Data entries:
········

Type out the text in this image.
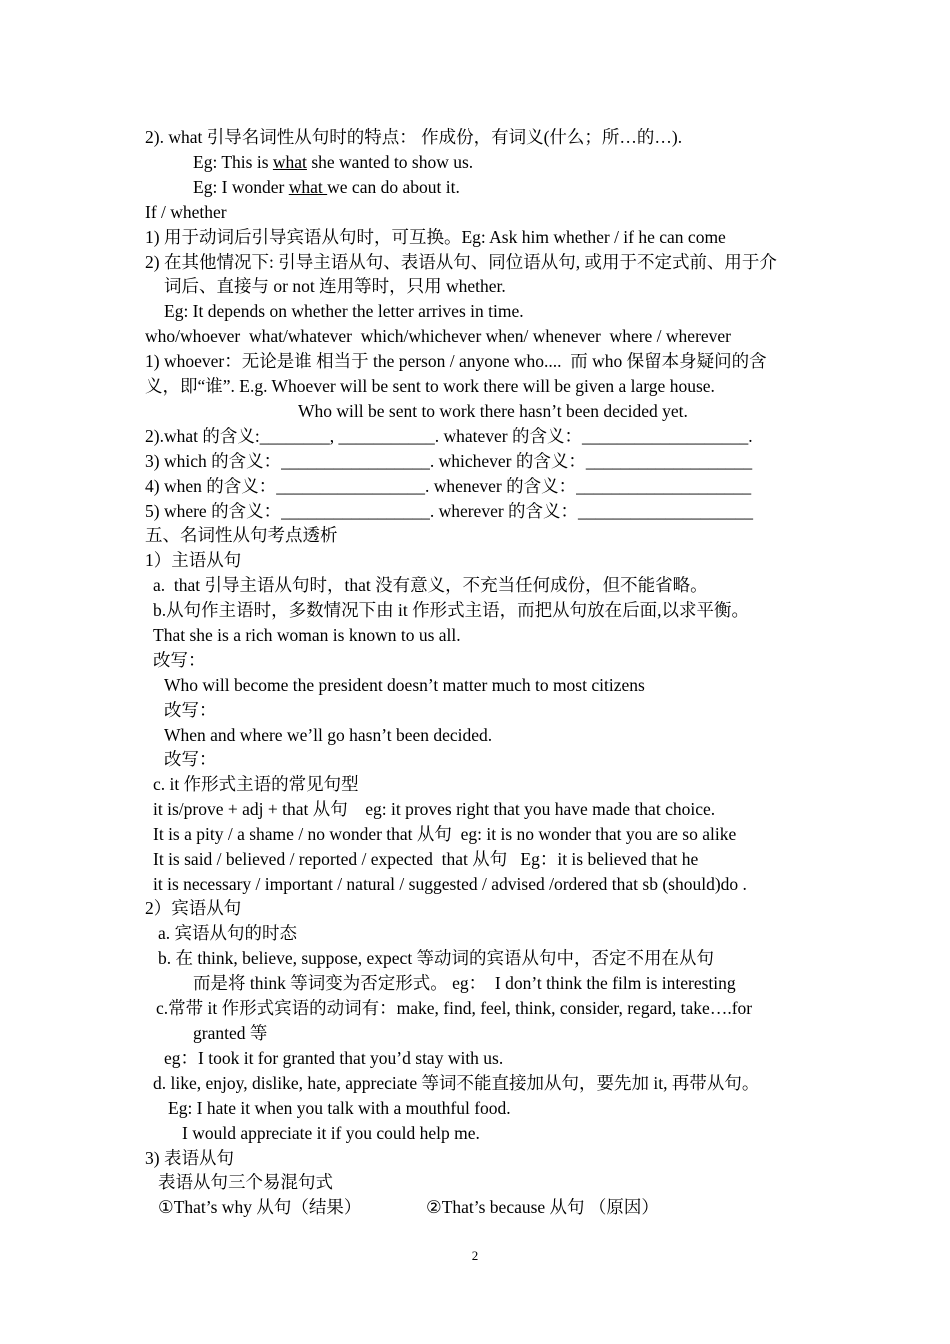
2). what 引导名词性从句时的特点： 作成份，有词义(什么；所…的…).
Eg: This is what she wanted to show us.
Eg: I wonder what we can do about it.
If / whether
1) 用于动词后引导宾语从句时，可互换。Eg: Ask him whether / if he can come
2) 在其他情况下: 引导主语从句、表语从句、同位语从句, 或用于不定式前、用于介
词后、直接与 or not 连用等时，只用 whether.
Eg: It depends on whether the letter arrives in time.
who/whoever  what/whatever  which/whichever when/ whenever  where / wherever
1) whoever：无论是谁 相当于 the person / anyone who....  而 who 保留本身疑问的含
义，即“谁”. E.g. Whoever will be sent to work there will be given a large house.
Who will be sent to work there hasn’t been decided yet.
2).what 的含义:________, ___________. whatever 的含义：___________________.
3) which 的含义：_________________. whichever 的含义：___________________
4) when 的含义：_________________. whenever 的含义：____________________
5) where 的含义：_________________. wherever 的含义：____________________
五、名词性从句考点透析
1）主语从句
a.  that 引导主语从句时，that 没有意义，不充当任何成份，但不能省略。
b.从句作主语时，多数情况下由 it 作形式主语，而把从句放在后面,以求平衡。
That she is a rich woman is known to us all.
改写：
Who will become the president doesn’t matter much to most citizens
改写：
When and where we’ll go hasn’t been decided.
改写：
c. it 作形式主语的常见句型
it is/prove + adj + that 从句    eg: it proves right that you have made that choice.
It is a pity / a shame / no wonder that 从句  eg: it is no wonder that you are so alike
It is said / believed / reported / expected  that 从句   Eg：it is believed that he
it is necessary / important / natural / suggested / advised /ordered that sb (should)do .
2）宾语从句
a. 宾语从句的时态
b. 在 think, believe, suppose, expect 等动词的宾语从句中，否定不用在从句
而是将 think 等词变为否定形式。 eg：  I don’t think the film is interesting
c.常带 it 作形式宾语的动词有：make, find, feel, think, consider, regard, take….for
granted 等
eg：I took it for granted that you’d stay with us.
d. like, enjoy, dislike, hate, appreciate 等词不能直接加从句，要先加 it, 再带从句。
Eg: I hate it when you talk with a mouthful food.
I would appreciate it if you could help me.
3) 表语从句
表语从句三个易混句式
①That’s why 从句（结果）	②That’s because 从句 （原因）
2
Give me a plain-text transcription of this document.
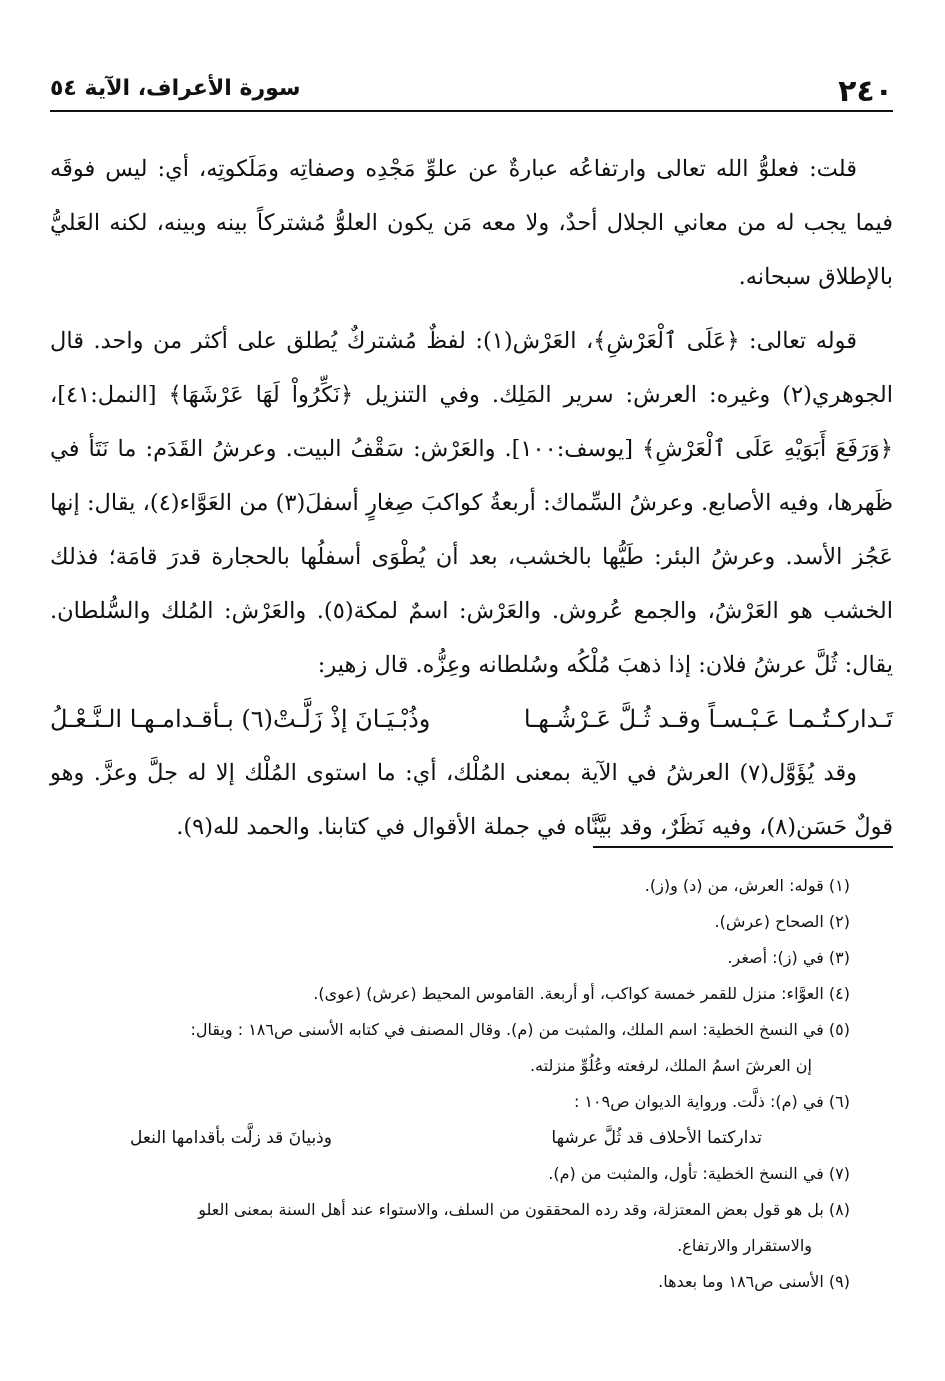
٢٤٠
سورة الأعراف، الآية ٥٤

قلت: فعلوُّ الله تعالى وارتفاعُه عبارةٌ عن علوِّ مَجْدِه وصفاتِه ومَلَكوتِه، أي: ليس فوقَه فيما يجب له من معاني الجلال أحدٌ، ولا معه مَن يكون العلوُّ مُشتركاً بينه وبينه، لكنه العَليُّ بالإطلاق سبحانه.

قوله تعالى: ﴿عَلَى ٱلْعَرْشِ﴾، العَرْش(١): لفظٌ مُشتركٌ يُطلق على أكثر من واحد. قال الجوهري(٢) وغيره: العرش: سرير المَلِك. وفي التنزيل ﴿نَكِّرُواْ لَهَا عَرْشَهَا﴾ [النمل:٤١]، ﴿وَرَفَعَ أَبَوَيْهِ عَلَى ٱلْعَرْشِ﴾ [يوسف:١٠٠]. والعَرْش: سَقْفُ البيت. وعرشُ القَدَم: ما نَتَأ في ظَهرها، وفيه الأصابع. وعرشُ السِّماك: أربعةُ كواكبَ صِغارٍ أسفلَ(٣) من العَوَّاء(٤)، يقال: إنها عَجُز الأسد. وعرشُ البئر: طَيُّها بالخشب، بعد أن يُطْوَى أسفلُها بالحجارة قدرَ قامَة؛ فذلك الخشب هو العَرْشُ، والجمع عُروش. والعَرْش: اسمٌ لمكة(٥). والعَرْش: المُلك والسُّلطان. يقال: ثُلَّ عرشُ فلان: إذا ذهبَ مُلْكُه وسُلطانه وعِزُّه. قال زهير:

تَـداركـتُـمـا عَـبْـسـاً وقـد ثُـلَّ عَـرْشُـهـا
وذُبْـيَـانَ إذْ زَلَّـتْ(٦) بـأقـدامـهـا الـنَّـعْـلُ

وقد يُؤَوَّل(٧) العرشُ في الآية بمعنى المُلْك، أي: ما استوى المُلْك إلا له جلَّ وعزَّ. وهو قولٌ حَسَن(٨)، وفيه نَظَرٌ، وقد بيَّنَّاه في جملة الأقوال في كتابنا. والحمد لله(٩).

(١) قوله: العرش، من (د) و(ز).

(٢) الصحاح (عرش).

(٣) في (ز): أصغر.

(٤) العوَّاء: منزل للقمر خمسة كواكب، أو أربعة. القاموس المحيط (عرش) (عوى).

(٥) في النسخ الخطية: اسم الملك، والمثبت من (م). وقال المصنف في كتابه الأسنى ص١٨٦ : ويقال:

إن العرشَ اسمُ الملك، لرفعته وعُلُوِّ منزلته.

(٦) في (م): ذلَّت. ورواية الديوان ص١٠٩ :

تداركتما الأحلاف قد ثُلَّ عرشها
وذبيانَ قد زلَّت بأقدامها النعل

(٧) في النسخ الخطية: تأول، والمثبت من (م).

(٨) بل هو قول بعض المعتزلة، وقد رده المحققون من السلف، والاستواء عند أهل السنة بمعنى العلو

والاستقرار والارتفاع.

(٩) الأسنى ص١٨٦ وما بعدها.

········

AIM
Reproduce the material in full, word for word, and omit the pictures.

FINAL ANSWER
Type out the text in this image.
2). what 引导名词性从句时的特点： 作成份，有词义(什么；所…的…).
Eg: This is what she wanted to show us.
Eg: I wonder what we can do about it.
If / whether
1) 用于动词后引导宾语从句时，可互换。Eg: Ask him whether / if he can come
2) 在其他情况下: 引导主语从句、表语从句、同位语从句, 或用于不定式前、用于介
词后、直接与 or not 连用等时，只用 whether.
Eg: It depends on whether the letter arrives in time.
who/whoever  what/whatever  which/whichever when/ whenever  where / wherever
1) whoever：无论是谁 相当于 the person / anyone who....  而 who 保留本身疑问的含
义，即“谁”. E.g. Whoever will be sent to work there will be given a large house.
Who will be sent to work there hasn’t been decided yet.
2).what 的含义:________, ___________. whatever 的含义：___________________.
3) which 的含义：_________________. whichever 的含义：___________________
4) when 的含义：_________________. whenever 的含义：____________________
5) where 的含义：_________________. wherever 的含义：____________________
五、名词性从句考点透析
1）主语从句
a.  that 引导主语从句时，that 没有意义，不充当任何成份，但不能省略。
b.从句作主语时，多数情况下由 it 作形式主语，而把从句放在后面,以求平衡。
That she is a rich woman is known to us all.
改写：
Who will become the president doesn’t matter much to most citizens
改写：
When and where we’ll go hasn’t been decided.
改写：
c. it 作形式主语的常见句型
it is/prove + adj + that 从句    eg: it proves right that you have made that choice.
It is a pity / a shame / no wonder that 从句  eg: it is no wonder that you are so alike
It is said / believed / reported / expected  that 从句   Eg：it is believed that he
it is necessary / important / natural / suggested / advised /ordered that sb (should)do .
2）宾语从句
a. 宾语从句的时态
b. 在 think, believe, suppose, expect 等动词的宾语从句中，否定不用在从句
而是将 think 等词变为否定形式。 eg：  I don’t think the film is interesting
c.常带 it 作形式宾语的动词有：make, find, feel, think, consider, regard, take….for
granted 等
eg：I took it for granted that you’d stay with us.
d. like, enjoy, dislike, hate, appreciate 等词不能直接加从句，要先加 it, 再带从句。
Eg: I hate it when you talk with a mouthful food.
I would appreciate it if you could help me.
3) 表语从句
表语从句三个易混句式
①That’s why 从句（结果）	②That’s because 从句 （原因）
2
Give me a plain-text transcription of this document.
٢٤٠
سورة الأعراف، الآية ٥٤

قلت: فعلوُّ الله تعالى وارتفاعُه عبارةٌ عن علوِّ مَجْدِه وصفاتِه ومَلَكوتِه، أي: ليس فوقَه فيما يجب له من معاني الجلال أحدٌ، ولا معه مَن يكون العلوُّ مُشتركاً بينه وبينه، لكنه العَليُّ بالإطلاق سبحانه.

قوله تعالى: ﴿عَلَى ٱلْعَرْشِ﴾، العَرْش(١): لفظٌ مُشتركٌ يُطلق على أكثر من واحد. قال الجوهري(٢) وغيره: العرش: سرير المَلِك. وفي التنزيل ﴿نَكِّرُواْ لَهَا عَرْشَهَا﴾ [النمل:٤١]، ﴿وَرَفَعَ أَبَوَيْهِ عَلَى ٱلْعَرْشِ﴾ [يوسف:١٠٠]. والعَرْش: سَقْفُ البيت. وعرشُ القَدَم: ما نَتَأ في ظَهرها، وفيه الأصابع. وعرشُ السِّماك: أربعةُ كواكبَ صِغارٍ أسفلَ(٣) من العَوَّاء(٤)، يقال: إنها عَجُز الأسد. وعرشُ البئر: طَيُّها بالخشب، بعد أن يُطْوَى أسفلُها بالحجارة قدرَ قامَة؛ فذلك الخشب هو العَرْشُ، والجمع عُروش. والعَرْش: اسمٌ لمكة(٥). والعَرْش: المُلك والسُّلطان. يقال: ثُلَّ عرشُ فلان: إذا ذهبَ مُلْكُه وسُلطانه وعِزُّه. قال زهير:

تَـداركـتُـمـا عَـبْـسـاً وقـد ثُـلَّ عَـرْشُـهـا
وذُبْـيَـانَ إذْ زَلَّـتْ(٦) بـأقـدامـهـا الـنَّـعْـلُ

وقد يُؤَوَّل(٧) العرشُ في الآية بمعنى المُلْك، أي: ما استوى المُلْك إلا له جلَّ وعزَّ. وهو قولٌ حَسَن(٨)، وفيه نَظَرٌ، وقد بيَّنَّاه في جملة الأقوال في كتابنا. والحمد لله(٩).

(١) قوله: العرش، من (د) و(ز).

(٢) الصحاح (عرش).

(٣) في (ز): أصغر.

(٤) العوَّاء: منزل للقمر خمسة كواكب، أو أربعة. القاموس المحيط (عرش) (عوى).

(٥) في النسخ الخطية: اسم الملك، والمثبت من (م). وقال المصنف في كتابه الأسنى ص١٨٦ : ويقال:

إن العرشَ اسمُ الملك، لرفعته وعُلُوِّ منزلته.

(٦) في (م): ذلَّت. ورواية الديوان ص١٠٩ :

تداركتما الأحلاف قد ثُلَّ عرشها
وذبيانَ قد زلَّت بأقدامها النعل

(٧) في النسخ الخطية: تأول، والمثبت من (م).

(٨) بل هو قول بعض المعتزلة، وقد رده المحققون من السلف، والاستواء عند أهل السنة بمعنى العلو

والاستقرار والارتفاع.

(٩) الأسنى ص١٨٦ وما بعدها.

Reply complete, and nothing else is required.